WORK TO COMPLETE: Please output every one of the records below verbatim, line for line, with nothing changed.

DATA TO USE:
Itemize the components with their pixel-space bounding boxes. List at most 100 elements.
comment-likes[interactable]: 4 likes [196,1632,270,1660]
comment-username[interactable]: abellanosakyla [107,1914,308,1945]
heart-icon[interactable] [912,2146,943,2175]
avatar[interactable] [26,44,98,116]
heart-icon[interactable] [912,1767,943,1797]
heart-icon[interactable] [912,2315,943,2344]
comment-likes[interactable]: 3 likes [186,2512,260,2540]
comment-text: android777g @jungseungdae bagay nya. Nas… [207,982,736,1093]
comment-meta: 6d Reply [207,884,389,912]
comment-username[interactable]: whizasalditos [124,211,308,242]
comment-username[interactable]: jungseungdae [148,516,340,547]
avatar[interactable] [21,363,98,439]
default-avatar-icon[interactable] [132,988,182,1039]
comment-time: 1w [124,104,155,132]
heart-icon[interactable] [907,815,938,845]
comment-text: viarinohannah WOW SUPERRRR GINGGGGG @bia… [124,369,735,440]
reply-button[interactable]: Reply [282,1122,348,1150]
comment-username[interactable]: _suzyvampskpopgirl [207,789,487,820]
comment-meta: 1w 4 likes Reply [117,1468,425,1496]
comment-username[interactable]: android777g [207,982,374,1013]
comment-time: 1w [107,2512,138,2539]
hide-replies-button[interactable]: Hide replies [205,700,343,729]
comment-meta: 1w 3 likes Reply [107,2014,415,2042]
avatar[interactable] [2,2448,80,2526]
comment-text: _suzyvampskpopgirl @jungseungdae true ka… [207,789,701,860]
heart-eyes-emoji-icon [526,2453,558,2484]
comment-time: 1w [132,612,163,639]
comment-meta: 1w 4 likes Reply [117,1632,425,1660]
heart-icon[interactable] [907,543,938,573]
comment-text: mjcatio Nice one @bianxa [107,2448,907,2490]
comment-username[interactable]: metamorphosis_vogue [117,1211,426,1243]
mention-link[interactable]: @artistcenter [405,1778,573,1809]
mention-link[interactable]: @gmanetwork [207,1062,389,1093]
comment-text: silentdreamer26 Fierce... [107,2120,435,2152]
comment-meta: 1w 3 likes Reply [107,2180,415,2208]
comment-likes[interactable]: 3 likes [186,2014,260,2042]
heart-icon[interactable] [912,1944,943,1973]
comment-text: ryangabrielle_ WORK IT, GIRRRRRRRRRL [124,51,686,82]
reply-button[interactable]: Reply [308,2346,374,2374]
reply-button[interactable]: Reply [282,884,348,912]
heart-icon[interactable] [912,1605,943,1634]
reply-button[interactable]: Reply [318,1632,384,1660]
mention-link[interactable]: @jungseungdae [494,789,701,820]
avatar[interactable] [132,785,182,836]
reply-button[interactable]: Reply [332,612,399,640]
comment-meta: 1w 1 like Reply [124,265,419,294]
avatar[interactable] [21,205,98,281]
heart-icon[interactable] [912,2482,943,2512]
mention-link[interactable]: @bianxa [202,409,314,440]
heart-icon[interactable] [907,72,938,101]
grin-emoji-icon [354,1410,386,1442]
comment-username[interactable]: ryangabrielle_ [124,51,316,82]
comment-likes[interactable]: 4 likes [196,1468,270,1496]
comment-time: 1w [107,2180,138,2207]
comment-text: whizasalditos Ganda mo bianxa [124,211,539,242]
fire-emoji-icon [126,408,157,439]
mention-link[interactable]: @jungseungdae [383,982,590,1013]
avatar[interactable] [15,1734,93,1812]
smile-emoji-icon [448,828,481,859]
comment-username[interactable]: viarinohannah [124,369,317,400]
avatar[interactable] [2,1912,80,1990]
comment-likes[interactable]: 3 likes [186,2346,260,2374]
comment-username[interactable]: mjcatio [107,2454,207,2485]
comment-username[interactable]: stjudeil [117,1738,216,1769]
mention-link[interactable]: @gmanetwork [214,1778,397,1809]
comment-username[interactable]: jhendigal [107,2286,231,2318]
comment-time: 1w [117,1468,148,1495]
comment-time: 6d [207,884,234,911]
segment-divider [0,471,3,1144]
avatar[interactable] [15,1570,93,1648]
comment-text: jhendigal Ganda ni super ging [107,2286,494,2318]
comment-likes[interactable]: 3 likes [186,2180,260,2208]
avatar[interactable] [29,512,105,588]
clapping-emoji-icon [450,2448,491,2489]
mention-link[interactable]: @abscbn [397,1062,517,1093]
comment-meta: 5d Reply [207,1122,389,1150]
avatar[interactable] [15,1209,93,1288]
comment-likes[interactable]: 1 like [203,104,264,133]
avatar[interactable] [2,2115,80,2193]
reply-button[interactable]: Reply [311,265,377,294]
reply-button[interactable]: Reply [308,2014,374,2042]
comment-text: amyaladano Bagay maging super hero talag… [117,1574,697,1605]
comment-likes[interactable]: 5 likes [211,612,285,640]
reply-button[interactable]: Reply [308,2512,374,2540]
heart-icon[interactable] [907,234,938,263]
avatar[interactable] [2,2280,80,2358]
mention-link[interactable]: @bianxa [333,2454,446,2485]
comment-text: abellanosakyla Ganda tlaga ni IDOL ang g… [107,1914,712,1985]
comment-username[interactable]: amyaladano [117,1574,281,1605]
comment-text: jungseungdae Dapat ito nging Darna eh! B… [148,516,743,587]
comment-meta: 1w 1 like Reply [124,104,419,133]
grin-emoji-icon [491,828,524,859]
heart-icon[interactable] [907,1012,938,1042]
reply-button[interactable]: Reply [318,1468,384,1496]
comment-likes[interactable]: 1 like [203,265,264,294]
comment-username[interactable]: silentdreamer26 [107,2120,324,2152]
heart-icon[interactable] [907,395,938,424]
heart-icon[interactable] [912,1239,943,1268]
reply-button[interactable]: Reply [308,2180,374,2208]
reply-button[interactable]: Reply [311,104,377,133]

CORRECT OUTPUT:
Itemize the components with their pixel-space bounding boxes. List at most 100 elements.
comment-likes[interactable]: 4 likes [196,1632,270,1660]
comment-username[interactable]: abellanosakyla [107,1914,308,1945]
heart-icon[interactable] [912,2146,943,2175]
avatar[interactable] [26,44,98,116]
heart-icon[interactable] [912,1767,943,1797]
heart-icon[interactable] [912,2315,943,2344]
comment-likes[interactable]: 3 likes [186,2512,260,2540]
comment-text: android777g @jungseungdae bagay nya. Nas… [207,982,736,1093]
comment-meta: 6d Reply [207,884,389,912]
comment-username[interactable]: whizasalditos [124,211,308,242]
comment-username[interactable]: jungseungdae [148,516,340,547]
avatar[interactable] [21,363,98,439]
default-avatar-icon[interactable] [132,988,182,1039]
comment-time: 1w [124,104,155,132]
heart-icon[interactable] [907,815,938,845]
comment-text: viarinohannah WOW SUPERRRR GINGGGGG @bia… [124,369,735,440]
reply-button[interactable]: Reply [282,1122,348,1150]
comment-username[interactable]: _suzyvampskpopgirl [207,789,487,820]
comment-meta: 1w 4 likes Reply [117,1468,425,1496]
comment-username[interactable]: android777g [207,982,374,1013]
comment-time: 1w [107,2512,138,2539]
hide-replies-button[interactable]: Hide replies [205,700,343,729]
comment-meta: 1w 3 likes Reply [107,2014,415,2042]
avatar[interactable] [2,2448,80,2526]
comment-text: _suzyvampskpopgirl @jungseungdae true ka… [207,789,701,860]
heart-eyes-emoji-icon [526,2453,558,2484]
comment-time: 1w [132,612,163,639]
comment-meta: 1w 4 likes Reply [117,1632,425,1660]
heart-icon[interactable] [907,543,938,573]
comment-text: mjcatio Nice one @bianxa [107,2448,907,2490]
comment-username[interactable]: metamorphosis_vogue [117,1211,426,1243]
mention-link[interactable]: @artistcenter [405,1778,573,1809]
mention-link[interactable]: @gmanetwork [207,1062,389,1093]
comment-text: silentdreamer26 Fierce... [107,2120,435,2152]
comment-meta: 1w 3 likes Reply [107,2180,415,2208]
comment-likes[interactable]: 3 likes [186,2014,260,2042]
heart-icon[interactable] [912,1944,943,1973]
comment-text: ryangabrielle_ WORK IT, GIRRRRRRRRRL [124,51,686,82]
reply-button[interactable]: Reply [308,2346,374,2374]
reply-button[interactable]: Reply [282,884,348,912]
heart-icon[interactable] [912,1605,943,1634]
reply-button[interactable]: Reply [318,1632,384,1660]
mention-link[interactable]: @jungseungdae [494,789,701,820]
avatar[interactable] [132,785,182,836]
reply-button[interactable]: Reply [332,612,399,640]
comment-meta: 1w 1 like Reply [124,265,419,294]
avatar[interactable] [21,205,98,281]
heart-icon[interactable] [912,2482,943,2512]
mention-link[interactable]: @bianxa [202,409,314,440]
heart-icon[interactable] [907,72,938,101]
grin-emoji-icon [354,1410,386,1442]
comment-username[interactable]: ryangabrielle_ [124,51,316,82]
comment-likes[interactable]: 4 likes [196,1468,270,1496]
comment-time: 1w [107,2180,138,2207]
comment-text: whizasalditos Ganda mo bianxa [124,211,539,242]
fire-emoji-icon [126,408,157,439]
mention-link[interactable]: @jungseungdae [383,982,590,1013]
avatar[interactable] [15,1734,93,1812]
smile-emoji-icon [448,828,481,859]
comment-username[interactable]: viarinohannah [124,369,317,400]
avatar[interactable] [2,1912,80,1990]
comment-likes[interactable]: 3 likes [186,2346,260,2374]
comment-username[interactable]: mjcatio [107,2454,207,2485]
comment-username[interactable]: stjudeil [117,1738,216,1769]
mention-link[interactable]: @gmanetwork [214,1778,397,1809]
comment-username[interactable]: jhendigal [107,2286,231,2318]
comment-time: 1w [117,1468,148,1495]
comment-time: 6d [207,884,234,911]
segment-divider [0,471,3,1144]
avatar[interactable] [15,1570,93,1648]
comment-text: jhendigal Ganda ni super ging [107,2286,494,2318]
comment-likes[interactable]: 3 likes [186,2180,260,2208]
avatar[interactable] [29,512,105,588]
clapping-emoji-icon [450,2448,491,2489]
mention-link[interactable]: @abscbn [397,1062,517,1093]
comment-meta: 5d Reply [207,1122,389,1150]
avatar[interactable] [15,1209,93,1288]
comment-likes[interactable]: 1 like [203,104,264,133]
avatar[interactable] [2,2115,80,2193]
reply-button[interactable]: Reply [311,265,377,294]
reply-button[interactable]: Reply [308,2014,374,2042]
comment-text: amyaladano Bagay maging super hero talag… [117,1574,697,1605]
comment-likes[interactable]: 5 likes [211,612,285,640]
reply-button[interactable]: Reply [308,2512,374,2540]
heart-icon[interactable] [907,234,938,263]
avatar[interactable] [2,2280,80,2358]
mention-link[interactable]: @bianxa [333,2454,446,2485]
comment-text: abellanosakyla Ganda tlaga ni IDOL ang g… [107,1914,712,1985]
comment-username[interactable]: amyaladano [117,1574,281,1605]
comment-text: jungseungdae Dapat ito nging Darna eh! B… [148,516,743,587]
comment-meta: 1w 1 like Reply [124,104,419,133]
grin-emoji-icon [491,828,524,859]
heart-icon[interactable] [907,1012,938,1042]
reply-button[interactable]: Reply [318,1468,384,1496]
comment-likes[interactable]: 1 like [203,265,264,294]
comment-username[interactable]: silentdreamer26 [107,2120,324,2152]
heart-icon[interactable] [907,395,938,424]
heart-icon[interactable] [912,1239,943,1268]
reply-button[interactable]: Reply [308,2180,374,2208]
reply-button[interactable]: Reply [311,104,377,133]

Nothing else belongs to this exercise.